### [Set task]
Go through the entries below and copy each line containing the word "Tian".

### [Extracted records]
begin

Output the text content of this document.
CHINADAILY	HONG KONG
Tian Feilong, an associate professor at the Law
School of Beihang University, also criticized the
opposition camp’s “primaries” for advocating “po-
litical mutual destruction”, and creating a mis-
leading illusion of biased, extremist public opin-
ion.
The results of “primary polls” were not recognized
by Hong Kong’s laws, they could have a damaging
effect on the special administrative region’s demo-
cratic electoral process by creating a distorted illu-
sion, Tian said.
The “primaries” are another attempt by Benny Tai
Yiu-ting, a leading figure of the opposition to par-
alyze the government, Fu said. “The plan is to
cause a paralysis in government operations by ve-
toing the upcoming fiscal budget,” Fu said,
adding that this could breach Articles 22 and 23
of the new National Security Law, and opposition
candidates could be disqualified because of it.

end

### [Solved problem]
Tian Feilong, an associate professor at the Law
sion, Tian said.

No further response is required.